* DIRECTIONS FOR THIS TASK *
Copy all of the material below exactly.

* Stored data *
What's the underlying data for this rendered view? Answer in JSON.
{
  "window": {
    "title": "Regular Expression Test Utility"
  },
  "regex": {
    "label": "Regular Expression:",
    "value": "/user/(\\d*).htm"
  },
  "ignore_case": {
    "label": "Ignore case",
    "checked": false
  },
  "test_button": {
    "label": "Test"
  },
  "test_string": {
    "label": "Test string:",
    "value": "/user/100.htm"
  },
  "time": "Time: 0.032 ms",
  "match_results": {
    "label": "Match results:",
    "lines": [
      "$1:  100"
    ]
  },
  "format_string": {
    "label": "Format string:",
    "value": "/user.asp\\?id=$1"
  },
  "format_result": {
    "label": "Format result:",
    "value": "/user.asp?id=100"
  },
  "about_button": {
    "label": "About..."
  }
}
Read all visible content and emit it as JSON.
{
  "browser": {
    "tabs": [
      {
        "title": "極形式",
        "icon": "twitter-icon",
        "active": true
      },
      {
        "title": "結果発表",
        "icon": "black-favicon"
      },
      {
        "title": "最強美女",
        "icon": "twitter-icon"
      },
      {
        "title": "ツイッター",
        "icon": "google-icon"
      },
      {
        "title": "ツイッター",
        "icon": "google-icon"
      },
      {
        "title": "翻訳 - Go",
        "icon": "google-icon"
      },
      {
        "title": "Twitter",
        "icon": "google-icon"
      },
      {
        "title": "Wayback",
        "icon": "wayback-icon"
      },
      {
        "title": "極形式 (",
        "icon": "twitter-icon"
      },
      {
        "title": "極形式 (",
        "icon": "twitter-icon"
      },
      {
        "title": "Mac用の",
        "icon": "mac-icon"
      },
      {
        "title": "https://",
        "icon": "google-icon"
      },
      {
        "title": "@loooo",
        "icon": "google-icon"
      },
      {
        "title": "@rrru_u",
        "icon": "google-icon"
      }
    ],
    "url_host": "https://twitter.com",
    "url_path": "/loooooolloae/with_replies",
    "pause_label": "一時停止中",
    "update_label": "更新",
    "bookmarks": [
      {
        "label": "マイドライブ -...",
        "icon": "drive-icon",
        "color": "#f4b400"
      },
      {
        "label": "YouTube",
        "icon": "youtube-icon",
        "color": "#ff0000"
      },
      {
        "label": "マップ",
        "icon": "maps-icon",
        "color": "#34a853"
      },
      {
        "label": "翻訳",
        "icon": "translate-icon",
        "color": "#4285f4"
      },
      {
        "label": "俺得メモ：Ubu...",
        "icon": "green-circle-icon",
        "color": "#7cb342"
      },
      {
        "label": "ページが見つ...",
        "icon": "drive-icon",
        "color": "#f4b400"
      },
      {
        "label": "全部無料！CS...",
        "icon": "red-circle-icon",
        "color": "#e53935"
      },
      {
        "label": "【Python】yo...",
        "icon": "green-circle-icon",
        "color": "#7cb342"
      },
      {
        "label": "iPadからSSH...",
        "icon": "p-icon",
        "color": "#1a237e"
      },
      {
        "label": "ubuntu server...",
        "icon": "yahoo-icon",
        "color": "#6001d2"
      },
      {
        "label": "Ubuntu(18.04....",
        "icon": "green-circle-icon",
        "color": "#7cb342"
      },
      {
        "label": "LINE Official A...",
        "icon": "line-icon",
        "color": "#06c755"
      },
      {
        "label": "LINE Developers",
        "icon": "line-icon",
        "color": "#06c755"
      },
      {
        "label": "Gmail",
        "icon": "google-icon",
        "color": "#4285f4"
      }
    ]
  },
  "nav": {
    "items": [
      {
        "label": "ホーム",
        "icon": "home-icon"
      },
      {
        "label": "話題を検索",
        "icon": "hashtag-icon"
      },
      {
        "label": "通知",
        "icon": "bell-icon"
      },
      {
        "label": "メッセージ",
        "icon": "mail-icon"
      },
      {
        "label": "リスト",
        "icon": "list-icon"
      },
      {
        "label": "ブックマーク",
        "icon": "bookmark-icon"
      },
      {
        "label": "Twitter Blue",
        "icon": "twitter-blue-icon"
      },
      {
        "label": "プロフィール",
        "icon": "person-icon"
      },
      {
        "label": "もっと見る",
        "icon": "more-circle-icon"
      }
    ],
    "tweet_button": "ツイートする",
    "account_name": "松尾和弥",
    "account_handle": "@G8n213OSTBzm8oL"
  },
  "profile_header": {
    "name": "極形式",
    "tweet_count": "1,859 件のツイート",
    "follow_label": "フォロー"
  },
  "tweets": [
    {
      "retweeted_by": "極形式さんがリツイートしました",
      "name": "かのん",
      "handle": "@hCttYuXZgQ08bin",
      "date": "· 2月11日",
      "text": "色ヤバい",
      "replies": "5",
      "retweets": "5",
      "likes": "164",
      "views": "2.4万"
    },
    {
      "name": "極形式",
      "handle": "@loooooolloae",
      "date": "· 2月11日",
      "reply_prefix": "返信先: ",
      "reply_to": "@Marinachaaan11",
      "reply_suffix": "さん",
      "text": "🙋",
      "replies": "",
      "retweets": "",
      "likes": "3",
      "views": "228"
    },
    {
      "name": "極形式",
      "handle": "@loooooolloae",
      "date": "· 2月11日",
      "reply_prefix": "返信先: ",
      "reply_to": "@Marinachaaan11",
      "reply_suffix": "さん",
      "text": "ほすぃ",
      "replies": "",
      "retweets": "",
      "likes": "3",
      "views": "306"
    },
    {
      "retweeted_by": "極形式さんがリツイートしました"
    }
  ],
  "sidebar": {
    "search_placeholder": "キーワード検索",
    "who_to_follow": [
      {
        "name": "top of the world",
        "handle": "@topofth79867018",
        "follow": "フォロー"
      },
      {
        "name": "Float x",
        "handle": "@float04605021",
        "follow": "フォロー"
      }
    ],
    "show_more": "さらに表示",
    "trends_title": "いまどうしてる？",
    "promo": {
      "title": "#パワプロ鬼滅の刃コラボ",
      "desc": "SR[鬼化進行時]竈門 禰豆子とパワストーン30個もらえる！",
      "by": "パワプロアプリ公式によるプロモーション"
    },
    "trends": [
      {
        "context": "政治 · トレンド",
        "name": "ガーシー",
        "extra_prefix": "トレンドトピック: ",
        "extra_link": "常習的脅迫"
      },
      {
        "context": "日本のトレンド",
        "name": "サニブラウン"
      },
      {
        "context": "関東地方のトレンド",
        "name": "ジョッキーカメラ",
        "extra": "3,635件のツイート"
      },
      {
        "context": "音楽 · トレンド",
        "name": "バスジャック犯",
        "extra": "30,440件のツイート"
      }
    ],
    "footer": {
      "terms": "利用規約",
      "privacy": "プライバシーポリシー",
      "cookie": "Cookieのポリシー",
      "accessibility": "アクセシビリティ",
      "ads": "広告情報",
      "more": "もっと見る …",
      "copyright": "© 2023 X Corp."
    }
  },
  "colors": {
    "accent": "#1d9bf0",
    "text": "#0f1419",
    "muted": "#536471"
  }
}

* SOLUTION TO THIS PROBLEM *
What's the underlying data for this rendered view? Answer in JSON.
{
  "window": {
    "title": "Regular Expression Test Utility"
  },
  "regex": {
    "label": "Regular Expression:",
    "value": "/user/(\\d*).htm"
  },
  "ignore_case": {
    "label": "Ignore case",
    "checked": false
  },
  "test_button": {
    "label": "Test"
  },
  "test_string": {
    "label": "Test string:",
    "value": "/user/100.htm"
  },
  "time": "Time: 0.032 ms",
  "match_results": {
    "label": "Match results:",
    "lines": [
      "$1:  100"
    ]
  },
  "format_string": {
    "label": "Format string:",
    "value": "/user.asp\\?id=$1"
  },
  "format_result": {
    "label": "Format result:",
    "value": "/user.asp?id=100"
  },
  "about_button": {
    "label": "About..."
  }
}
Read all visible content and emit it as JSON.
{
  "browser": {
    "tabs": [
      {
        "title": "極形式",
        "icon": "twitter-icon",
        "active": true
      },
      {
        "title": "結果発表",
        "icon": "black-favicon"
      },
      {
        "title": "最強美女",
        "icon": "twitter-icon"
      },
      {
        "title": "ツイッター",
        "icon": "google-icon"
      },
      {
        "title": "ツイッター",
        "icon": "google-icon"
      },
      {
        "title": "翻訳 - Go",
        "icon": "google-icon"
      },
      {
        "title": "Twitter",
        "icon": "google-icon"
      },
      {
        "title": "Wayback",
        "icon": "wayback-icon"
      },
      {
        "title": "極形式 (",
        "icon": "twitter-icon"
      },
      {
        "title": "極形式 (",
        "icon": "twitter-icon"
      },
      {
        "title": "Mac用の",
        "icon": "mac-icon"
      },
      {
        "title": "https://",
        "icon": "google-icon"
      },
      {
        "title": "@loooo",
        "icon": "google-icon"
      },
      {
        "title": "@rrru_u",
        "icon": "google-icon"
      }
    ],
    "url_host": "https://twitter.com",
    "url_path": "/loooooolloae/with_replies",
    "pause_label": "一時停止中",
    "update_label": "更新",
    "bookmarks": [
      {
        "label": "マイドライブ -...",
        "icon": "drive-icon",
        "color": "#f4b400"
      },
      {
        "label": "YouTube",
        "icon": "youtube-icon",
        "color": "#ff0000"
      },
      {
        "label": "マップ",
        "icon": "maps-icon",
        "color": "#34a853"
      },
      {
        "label": "翻訳",
        "icon": "translate-icon",
        "color": "#4285f4"
      },
      {
        "label": "俺得メモ：Ubu...",
        "icon": "green-circle-icon",
        "color": "#7cb342"
      },
      {
        "label": "ページが見つ...",
        "icon": "drive-icon",
        "color": "#f4b400"
      },
      {
        "label": "全部無料！CS...",
        "icon": "red-circle-icon",
        "color": "#e53935"
      },
      {
        "label": "【Python】yo...",
        "icon": "green-circle-icon",
        "color": "#7cb342"
      },
      {
        "label": "iPadからSSH...",
        "icon": "p-icon",
        "color": "#1a237e"
      },
      {
        "label": "ubuntu server...",
        "icon": "yahoo-icon",
        "color": "#6001d2"
      },
      {
        "label": "Ubuntu(18.04....",
        "icon": "green-circle-icon",
        "color": "#7cb342"
      },
      {
        "label": "LINE Official A...",
        "icon": "line-icon",
        "color": "#06c755"
      },
      {
        "label": "LINE Developers",
        "icon": "line-icon",
        "color": "#06c755"
      },
      {
        "label": "Gmail",
        "icon": "google-icon",
        "color": "#4285f4"
      }
    ]
  },
  "nav": {
    "items": [
      {
        "label": "ホーム",
        "icon": "home-icon"
      },
      {
        "label": "話題を検索",
        "icon": "hashtag-icon"
      },
      {
        "label": "通知",
        "icon": "bell-icon"
      },
      {
        "label": "メッセージ",
        "icon": "mail-icon"
      },
      {
        "label": "リスト",
        "icon": "list-icon"
      },
      {
        "label": "ブックマーク",
        "icon": "bookmark-icon"
      },
      {
        "label": "Twitter Blue",
        "icon": "twitter-blue-icon"
      },
      {
        "label": "プロフィール",
        "icon": "person-icon"
      },
      {
        "label": "もっと見る",
        "icon": "more-circle-icon"
      }
    ],
    "tweet_button": "ツイートする",
    "account_name": "松尾和弥",
    "account_handle": "@G8n213OSTBzm8oL"
  },
  "profile_header": {
    "name": "極形式",
    "tweet_count": "1,859 件のツイート",
    "follow_label": "フォロー"
  },
  "tweets": [
    {
      "retweeted_by": "極形式さんがリツイートしました",
      "name": "かのん",
      "handle": "@hCttYuXZgQ08bin",
      "date": "· 2月11日",
      "text": "色ヤバい",
      "replies": "5",
      "retweets": "5",
      "likes": "164",
      "views": "2.4万"
    },
    {
      "name": "極形式",
      "handle": "@loooooolloae",
      "date": "· 2月11日",
      "reply_prefix": "返信先: ",
      "reply_to": "@Marinachaaan11",
      "reply_suffix": "さん",
      "text": "🙋",
      "replies": "",
      "retweets": "",
      "likes": "3",
      "views": "228"
    },
    {
      "name": "極形式",
      "handle": "@loooooolloae",
      "date": "· 2月11日",
      "reply_prefix": "返信先: ",
      "reply_to": "@Marinachaaan11",
      "reply_suffix": "さん",
      "text": "ほすぃ",
      "replies": "",
      "retweets": "",
      "likes": "3",
      "views": "306"
    },
    {
      "retweeted_by": "極形式さんがリツイートしました"
    }
  ],
  "sidebar": {
    "search_placeholder": "キーワード検索",
    "who_to_follow": [
      {
        "name": "top of the world",
        "handle": "@topofth79867018",
        "follow": "フォロー"
      },
      {
        "name": "Float x",
        "handle": "@float04605021",
        "follow": "フォロー"
      }
    ],
    "show_more": "さらに表示",
    "trends_title": "いまどうしてる？",
    "promo": {
      "title": "#パワプロ鬼滅の刃コラボ",
      "desc": "SR[鬼化進行時]竈門 禰豆子とパワストーン30個もらえる！",
      "by": "パワプロアプリ公式によるプロモーション"
    },
    "trends": [
      {
        "context": "政治 · トレンド",
        "name": "ガーシー",
        "extra_prefix": "トレンドトピック: ",
        "extra_link": "常習的脅迫"
      },
      {
        "context": "日本のトレンド",
        "name": "サニブラウン"
      },
      {
        "context": "関東地方のトレンド",
        "name": "ジョッキーカメラ",
        "extra": "3,635件のツイート"
      },
      {
        "context": "音楽 · トレンド",
        "name": "バスジャック犯",
        "extra": "30,440件のツイート"
      }
    ],
    "footer": {
      "terms": "利用規約",
      "privacy": "プライバシーポリシー",
      "cookie": "Cookieのポリシー",
      "accessibility": "アクセシビリティ",
      "ads": "広告情報",
      "more": "もっと見る …",
      "copyright": "© 2023 X Corp."
    }
  },
  "colors": {
    "accent": "#1d9bf0",
    "text": "#0f1419",
    "muted": "#536471"
  }
}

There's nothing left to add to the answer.